SOURCE RECORDS |

####

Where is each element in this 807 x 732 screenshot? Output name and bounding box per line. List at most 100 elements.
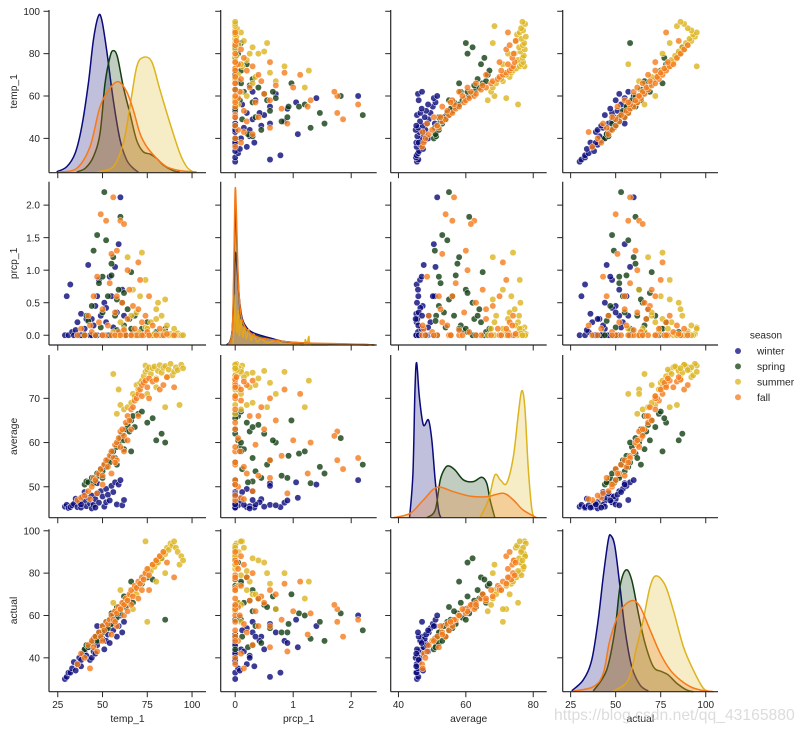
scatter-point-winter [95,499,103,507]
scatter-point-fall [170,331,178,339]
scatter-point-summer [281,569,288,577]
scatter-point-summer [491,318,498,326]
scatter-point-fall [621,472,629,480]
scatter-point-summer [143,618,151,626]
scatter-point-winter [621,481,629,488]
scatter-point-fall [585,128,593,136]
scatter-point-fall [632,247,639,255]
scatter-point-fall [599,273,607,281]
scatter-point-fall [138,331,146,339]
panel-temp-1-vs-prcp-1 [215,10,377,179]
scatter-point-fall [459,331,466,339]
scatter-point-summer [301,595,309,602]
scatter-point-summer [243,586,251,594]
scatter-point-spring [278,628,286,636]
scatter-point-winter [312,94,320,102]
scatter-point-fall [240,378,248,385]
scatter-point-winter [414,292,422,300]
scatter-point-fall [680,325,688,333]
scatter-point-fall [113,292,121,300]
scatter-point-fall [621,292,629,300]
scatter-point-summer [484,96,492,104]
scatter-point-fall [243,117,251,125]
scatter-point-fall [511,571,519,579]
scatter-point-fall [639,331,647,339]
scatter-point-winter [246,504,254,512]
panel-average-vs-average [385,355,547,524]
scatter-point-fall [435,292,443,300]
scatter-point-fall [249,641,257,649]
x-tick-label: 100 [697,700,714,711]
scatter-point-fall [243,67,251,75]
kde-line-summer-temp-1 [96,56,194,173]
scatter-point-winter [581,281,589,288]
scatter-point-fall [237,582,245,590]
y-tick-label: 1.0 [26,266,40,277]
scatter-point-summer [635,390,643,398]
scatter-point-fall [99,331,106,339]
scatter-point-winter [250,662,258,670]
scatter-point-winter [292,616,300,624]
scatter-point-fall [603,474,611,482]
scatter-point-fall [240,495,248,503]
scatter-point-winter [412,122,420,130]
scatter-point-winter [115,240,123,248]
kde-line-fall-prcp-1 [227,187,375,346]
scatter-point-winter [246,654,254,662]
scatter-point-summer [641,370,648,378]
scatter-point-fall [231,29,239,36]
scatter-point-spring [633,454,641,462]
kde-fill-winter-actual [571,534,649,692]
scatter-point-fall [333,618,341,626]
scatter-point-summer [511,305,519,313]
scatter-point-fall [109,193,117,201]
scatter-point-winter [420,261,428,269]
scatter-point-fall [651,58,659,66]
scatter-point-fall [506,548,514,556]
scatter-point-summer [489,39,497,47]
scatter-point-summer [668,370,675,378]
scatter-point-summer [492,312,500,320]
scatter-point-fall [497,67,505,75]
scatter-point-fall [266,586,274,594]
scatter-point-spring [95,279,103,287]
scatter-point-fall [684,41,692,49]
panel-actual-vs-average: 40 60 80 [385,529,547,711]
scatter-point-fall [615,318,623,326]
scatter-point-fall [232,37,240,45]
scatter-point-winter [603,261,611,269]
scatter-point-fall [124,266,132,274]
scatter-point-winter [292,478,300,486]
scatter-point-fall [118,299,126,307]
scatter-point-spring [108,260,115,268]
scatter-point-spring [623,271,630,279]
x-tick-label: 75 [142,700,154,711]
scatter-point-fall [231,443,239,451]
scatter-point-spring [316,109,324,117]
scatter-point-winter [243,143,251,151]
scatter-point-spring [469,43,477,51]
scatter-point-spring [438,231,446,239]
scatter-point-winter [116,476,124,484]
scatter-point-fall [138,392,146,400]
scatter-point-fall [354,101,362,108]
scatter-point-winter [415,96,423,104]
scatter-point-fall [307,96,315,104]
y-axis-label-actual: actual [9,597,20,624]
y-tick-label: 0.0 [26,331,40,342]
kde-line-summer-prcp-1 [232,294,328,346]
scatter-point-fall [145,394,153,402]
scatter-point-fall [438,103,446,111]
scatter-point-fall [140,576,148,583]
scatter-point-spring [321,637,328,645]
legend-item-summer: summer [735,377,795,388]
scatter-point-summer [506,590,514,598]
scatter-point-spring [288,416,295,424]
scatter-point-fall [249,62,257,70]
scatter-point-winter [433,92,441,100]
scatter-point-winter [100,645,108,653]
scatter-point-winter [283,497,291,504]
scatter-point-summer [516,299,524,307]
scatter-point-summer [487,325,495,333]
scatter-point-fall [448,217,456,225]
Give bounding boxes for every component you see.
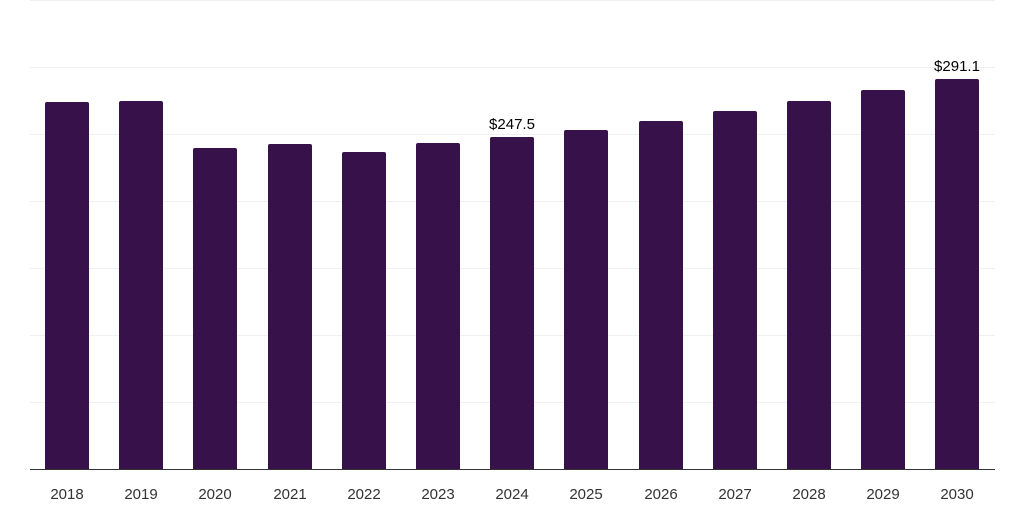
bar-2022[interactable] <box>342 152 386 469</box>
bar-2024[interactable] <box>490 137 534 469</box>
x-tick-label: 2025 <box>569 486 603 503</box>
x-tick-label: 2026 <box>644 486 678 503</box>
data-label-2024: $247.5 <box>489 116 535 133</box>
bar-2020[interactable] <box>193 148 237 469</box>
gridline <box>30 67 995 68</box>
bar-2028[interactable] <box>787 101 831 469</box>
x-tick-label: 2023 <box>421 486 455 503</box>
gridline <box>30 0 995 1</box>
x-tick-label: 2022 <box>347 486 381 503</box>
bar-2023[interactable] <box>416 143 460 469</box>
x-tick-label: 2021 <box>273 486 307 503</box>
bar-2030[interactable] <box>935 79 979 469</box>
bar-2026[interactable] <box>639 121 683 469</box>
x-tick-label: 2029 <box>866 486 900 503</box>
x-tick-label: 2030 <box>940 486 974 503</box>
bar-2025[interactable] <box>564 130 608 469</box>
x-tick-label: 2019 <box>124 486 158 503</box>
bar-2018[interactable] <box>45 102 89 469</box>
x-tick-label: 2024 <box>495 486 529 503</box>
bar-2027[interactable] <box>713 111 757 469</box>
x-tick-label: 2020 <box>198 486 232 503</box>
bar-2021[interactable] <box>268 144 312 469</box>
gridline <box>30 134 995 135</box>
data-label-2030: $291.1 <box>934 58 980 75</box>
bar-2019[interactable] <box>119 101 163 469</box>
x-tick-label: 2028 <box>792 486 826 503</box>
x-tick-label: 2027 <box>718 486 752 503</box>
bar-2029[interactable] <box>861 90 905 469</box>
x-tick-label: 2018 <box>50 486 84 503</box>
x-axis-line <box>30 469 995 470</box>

####

Transcribe every row above word for word, leaving out the pictures.

Where is each element in this 807 x 732 screenshot? Output name and bounding box per line. List at most 100 elements.
scatter-point-winter [95,499,103,507]
scatter-point-fall [170,331,178,339]
scatter-point-summer [281,569,288,577]
scatter-point-summer [491,318,498,326]
scatter-point-fall [621,472,629,480]
scatter-point-summer [143,618,151,626]
scatter-point-winter [621,481,629,488]
scatter-point-fall [585,128,593,136]
scatter-point-fall [632,247,639,255]
scatter-point-fall [599,273,607,281]
scatter-point-fall [138,331,146,339]
panel-temp-1-vs-prcp-1 [215,10,377,179]
scatter-point-fall [459,331,466,339]
scatter-point-summer [301,595,309,602]
scatter-point-summer [243,586,251,594]
scatter-point-spring [278,628,286,636]
scatter-point-winter [312,94,320,102]
scatter-point-fall [240,378,248,385]
scatter-point-winter [414,292,422,300]
scatter-point-fall [680,325,688,333]
scatter-point-fall [113,292,121,300]
scatter-point-fall [621,292,629,300]
scatter-point-summer [484,96,492,104]
scatter-point-fall [243,117,251,125]
scatter-point-fall [511,571,519,579]
scatter-point-fall [639,331,647,339]
scatter-point-winter [246,504,254,512]
panel-average-vs-average [385,355,547,524]
scatter-point-fall [435,292,443,300]
scatter-point-fall [249,641,257,649]
x-tick-label: 100 [697,700,714,711]
scatter-point-fall [243,67,251,75]
kde-line-summer-temp-1 [96,56,194,173]
scatter-point-winter [581,281,589,288]
scatter-point-fall [237,582,245,590]
y-tick-label: 1.0 [26,266,40,277]
scatter-point-summer [635,390,643,398]
scatter-point-fall [99,331,106,339]
scatter-point-winter [250,662,258,670]
scatter-point-winter [292,616,300,624]
scatter-point-fall [603,474,611,482]
scatter-point-fall [240,495,248,503]
scatter-point-winter [412,122,420,130]
scatter-point-winter [115,240,123,248]
kde-line-fall-prcp-1 [227,187,375,346]
scatter-point-winter [246,654,254,662]
scatter-point-summer [641,370,648,378]
scatter-point-fall [231,29,239,36]
scatter-point-spring [633,454,641,462]
kde-fill-winter-actual [571,534,649,692]
scatter-point-fall [333,618,341,626]
scatter-point-summer [511,305,519,313]
scatter-point-fall [109,193,117,201]
scatter-point-winter [420,261,428,269]
scatter-point-fall [651,58,659,66]
scatter-point-fall [506,548,514,556]
scatter-point-summer [489,39,497,47]
scatter-point-summer [668,370,675,378]
scatter-point-summer [492,312,500,320]
scatter-point-fall [497,67,505,75]
scatter-point-fall [266,586,274,594]
scatter-point-spring [95,279,103,287]
scatter-point-fall [684,41,692,49]
panel-actual-vs-average: 40 60 80 [385,529,547,711]
scatter-point-fall [615,318,623,326]
scatter-point-fall [232,37,240,45]
scatter-point-winter [603,261,611,269]
scatter-point-fall [124,266,132,274]
scatter-point-winter [292,478,300,486]
scatter-point-fall [118,299,126,307]
scatter-point-spring [108,260,115,268]
scatter-point-spring [623,271,630,279]
x-tick-label: 75 [142,700,154,711]
scatter-point-fall [231,443,239,451]
scatter-point-spring [316,109,324,117]
scatter-point-winter [243,143,251,151]
scatter-point-spring [469,43,477,51]
scatter-point-spring [438,231,446,239]
scatter-point-winter [116,476,124,484]
scatter-point-fall [138,392,146,400]
scatter-point-fall [354,101,362,108]
scatter-point-winter [415,96,423,104]
scatter-point-fall [307,96,315,104]
y-axis-label-actual: actual [9,597,20,624]
y-tick-label: 0.0 [26,331,40,342]
kde-line-summer-prcp-1 [232,294,328,346]
scatter-point-fall [145,394,153,402]
scatter-point-fall [438,103,446,111]
scatter-point-fall [140,576,148,583]
scatter-point-spring [321,637,328,645]
legend-item-summer: summer [735,377,795,388]
scatter-point-summer [506,590,514,598]
scatter-point-spring [288,416,295,424]
scatter-point-fall [249,62,257,70]
scatter-point-winter [433,92,441,100]
scatter-point-winter [100,645,108,653]
scatter-point-winter [283,497,291,504]
scatter-point-summer [516,299,524,307]
scatter-point-summer [487,325,495,333]
scatter-point-fall [448,217,456,225]
Give bounding boxes for every component you see.
bar-2022[interactable] <box>342 152 386 469</box>
bar-2024[interactable] <box>490 137 534 469</box>
x-tick-label: 2025 <box>569 486 603 503</box>
x-tick-label: 2026 <box>644 486 678 503</box>
data-label-2024: $247.5 <box>489 116 535 133</box>
bar-2020[interactable] <box>193 148 237 469</box>
gridline <box>30 67 995 68</box>
bar-2028[interactable] <box>787 101 831 469</box>
x-tick-label: 2023 <box>421 486 455 503</box>
gridline <box>30 0 995 1</box>
x-tick-label: 2022 <box>347 486 381 503</box>
bar-2023[interactable] <box>416 143 460 469</box>
x-tick-label: 2021 <box>273 486 307 503</box>
bar-2030[interactable] <box>935 79 979 469</box>
bar-2026[interactable] <box>639 121 683 469</box>
x-tick-label: 2029 <box>866 486 900 503</box>
x-tick-label: 2030 <box>940 486 974 503</box>
bar-2025[interactable] <box>564 130 608 469</box>
x-tick-label: 2019 <box>124 486 158 503</box>
bar-2018[interactable] <box>45 102 89 469</box>
x-tick-label: 2024 <box>495 486 529 503</box>
bar-2027[interactable] <box>713 111 757 469</box>
x-tick-label: 2020 <box>198 486 232 503</box>
bar-2021[interactable] <box>268 144 312 469</box>
gridline <box>30 134 995 135</box>
data-label-2030: $291.1 <box>934 58 980 75</box>
bar-2019[interactable] <box>119 101 163 469</box>
x-tick-label: 2028 <box>792 486 826 503</box>
x-tick-label: 2027 <box>718 486 752 503</box>
bar-2029[interactable] <box>861 90 905 469</box>
x-tick-label: 2018 <box>50 486 84 503</box>
x-axis-line <box>30 469 995 470</box>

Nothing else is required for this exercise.